What lines of the data include the string "applicable"? Copy them all.

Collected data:

____________________

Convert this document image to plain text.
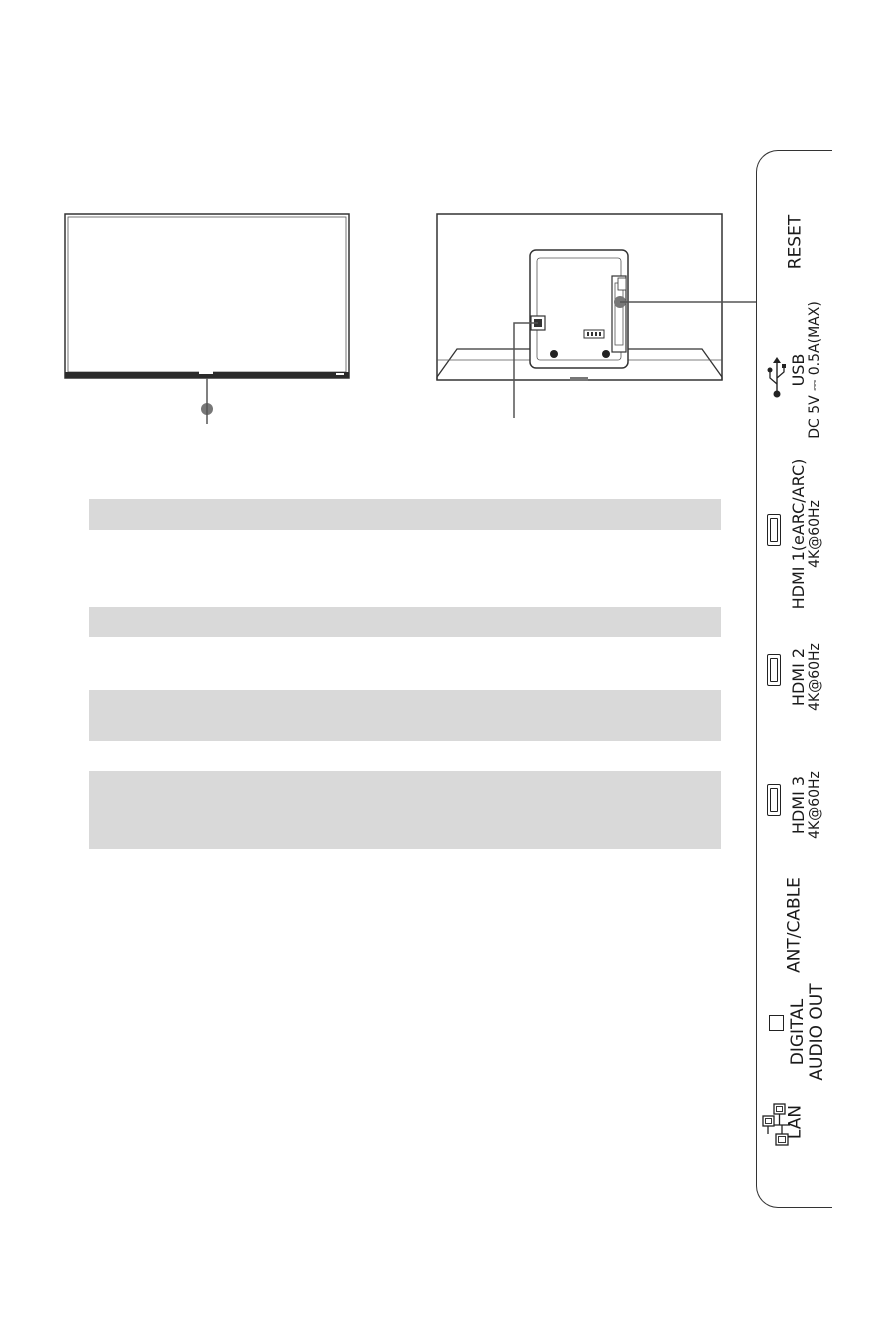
RESET
USB
DC 5V ⎓ 0.5A(MAX)
HDMI 1(eARC/ARC)
4K@60Hz
HDMI 2
4K@60Hz
HDMI 3
4K@60Hz
ANT/CABLE
DIGITAL AUDIO OUT
LAN
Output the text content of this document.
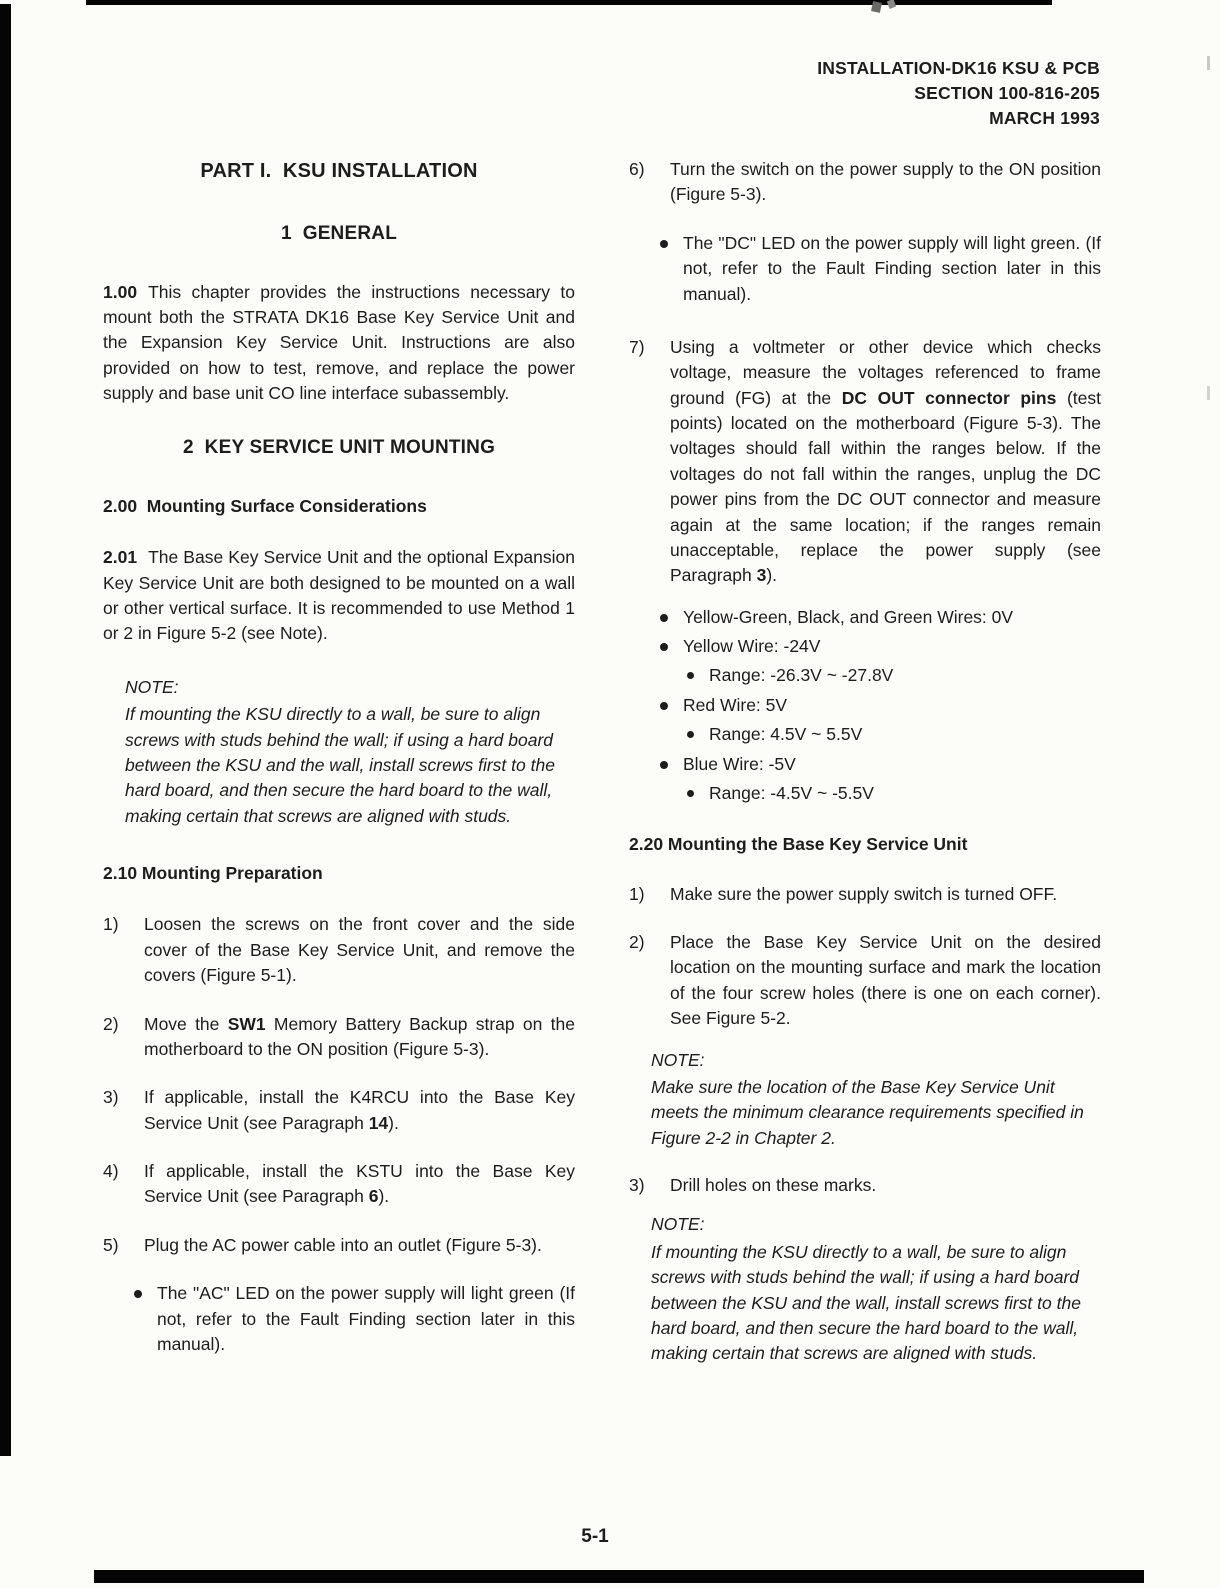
INSTALLATION-DK16 KSU & PCB
SECTION 100-816-205
MARCH 1993
PART I.  KSU INSTALLATION
1  GENERAL

1.00 This chapter provides the instructions necessary to mount both the STRATA DK16 Base Key Service Unit and the Expansion Key Service Unit. Instructions are also provided on how to test, remove, and replace the power supply and base unit CO line interface subassembly.

2  KEY SERVICE UNIT MOUNTING
2.00  Mounting Surface Considerations

2.01 The Base Key Service Unit and the optional Expansion Key Service Unit are both designed to be mounted on a wall or other vertical surface. It is recommended to use Method 1 or 2 in Figure 5-2 (see Note).

NOTE:
If mounting the KSU directly to a wall, be sure to align screws with studs behind the wall; if using a hard board between the KSU and the wall, install screws first to the hard board, and then secure the hard board to the wall, making certain that screws are aligned with studs.
2.10 Mounting Preparation
1)	Loosen the screws on the front cover and the side cover of the Base Key Service Unit, and remove the covers (Figure 5-1).
2)	Move the SW1 Memory Battery Backup strap on the motherboard to the ON position (Figure 5-3).
3)	If applicable, install the K4RCU into the Base Key Service Unit (see Paragraph 14).
4)	If applicable, install the KSTU into the Base Key Service Unit (see Paragraph 6).
5)	Plug the AC power cable into an outlet (Figure 5-3).
The "AC" LED on the power supply will light green (If not, refer to the Fault Finding section later in this manual).
6)	Turn the switch on the power supply to the ON position (Figure 5-3).
The "DC" LED on the power supply will light green. (If not, refer to the Fault Finding section later in this manual).
7)	Using a voltmeter or other device which checks voltage, measure the voltages referenced to frame ground (FG) at the DC OUT connector pins (test points) located on the motherboard (Figure 5-3). The voltages should fall within the ranges below. If the voltages do not fall within the ranges, unplug the DC power pins from the DC OUT connector and measure again at the same location; if the ranges remain unacceptable, replace the power supply (see Paragraph 3).
Yellow-Green, Black, and Green Wires: 0V
Yellow Wire: -24V
Range: -26.3V ~ -27.8V
Red Wire: 5V
Range: 4.5V ~ 5.5V
Blue Wire: -5V
Range: -4.5V ~ -5.5V
2.20 Mounting the Base Key Service Unit
1)	Make sure the power supply switch is turned OFF.
2)	Place the Base Key Service Unit on the desired location on the mounting surface and mark the location of the four screw holes (there is one on each corner). See Figure 5-2.
NOTE:
Make sure the location of the Base Key Service Unit meets the minimum clearance requirements specified in Figure 2-2 in Chapter 2.
3)	Drill holes on these marks.
NOTE:
If mounting the KSU directly to a wall, be sure to align screws with studs behind the wall; if using a hard board between the KSU and the wall, install screws first to the hard board, and then secure the hard board to the wall, making certain that screws are aligned with studs.
5-1
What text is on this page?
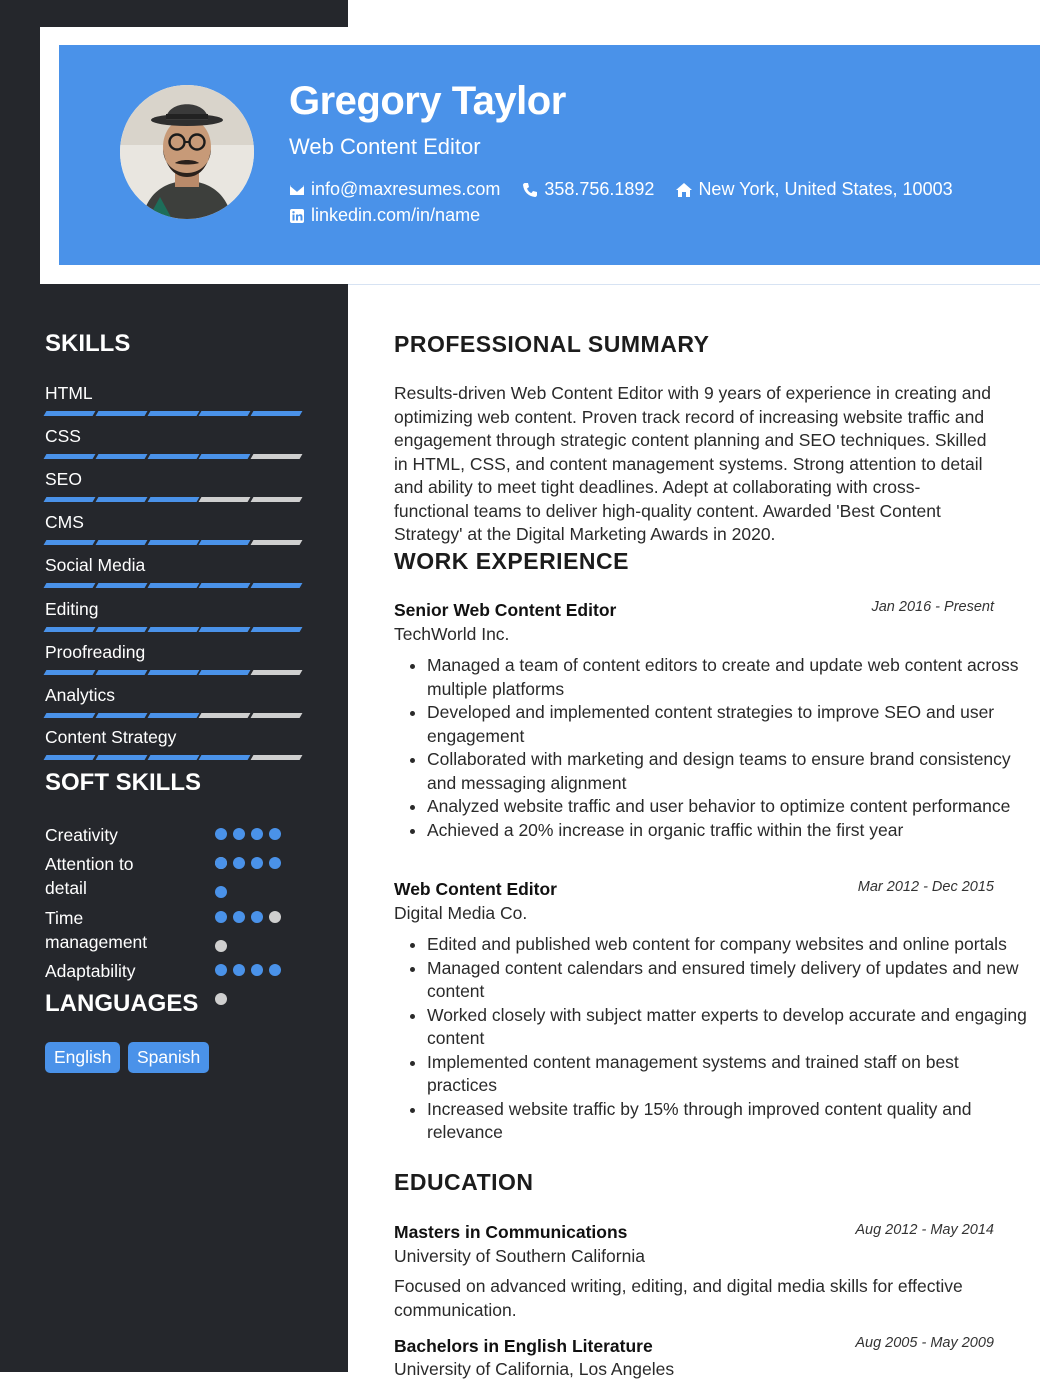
Gregory Taylor
Web Content Editor
info@maxresumes.com 358.756.1892 New York, United States, 10003
linkedin.com/in/name
SKILLS
HTML
CSS
SEO
CMS
Social Media
Editing
Proofreading
Analytics
Content Strategy
SOFT SKILLS
Creativity
Attention to detail
Time management
Adaptability
LANGUAGES
English	Spanish
PROFESSIONAL SUMMARY
Results-driven Web Content Editor with 9 years of experience in creating and optimizing web content. Proven track record of increasing website traffic and engagement through strategic content planning and SEO techniques. Skilled in HTML, CSS, and content management systems. Strong attention to detail and ability to meet tight deadlines. Adept at collaborating with cross-functional teams to deliver high-quality content. Awarded 'Best Content Strategy' at the Digital Marketing Awards in 2020.
WORK EXPERIENCE
Senior Web Content Editor	Jan 2016 - Present
TechWorld Inc.
• Managed a team of content editors to create and update web content across multiple platforms
• Developed and implemented content strategies to improve SEO and user engagement
• Collaborated with marketing and design teams to ensure brand consistency and messaging alignment
• Analyzed website traffic and user behavior to optimize content performance
• Achieved a 20% increase in organic traffic within the first year
Web Content Editor	Mar 2012 - Dec 2015
Digital Media Co.
• Edited and published web content for company websites and online portals
• Managed content calendars and ensured timely delivery of updates and new content
• Worked closely with subject matter experts to develop accurate and engaging content
• Implemented content management systems and trained staff on best practices
• Increased website traffic by 15% through improved content quality and relevance
EDUCATION
Masters in Communications	Aug 2012 - May 2014
University of Southern California
Focused on advanced writing, editing, and digital media skills for effective communication.
Bachelors in English Literature	Aug 2005 - May 2009
University of California, Los Angeles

____________________

§ The reply
3)	If applicable, install the K4RCU into the Base Key Service Unit (see Paragraph 14).
4)	If applicable, install the KSTU into the Base Key Service Unit (see Paragraph 6).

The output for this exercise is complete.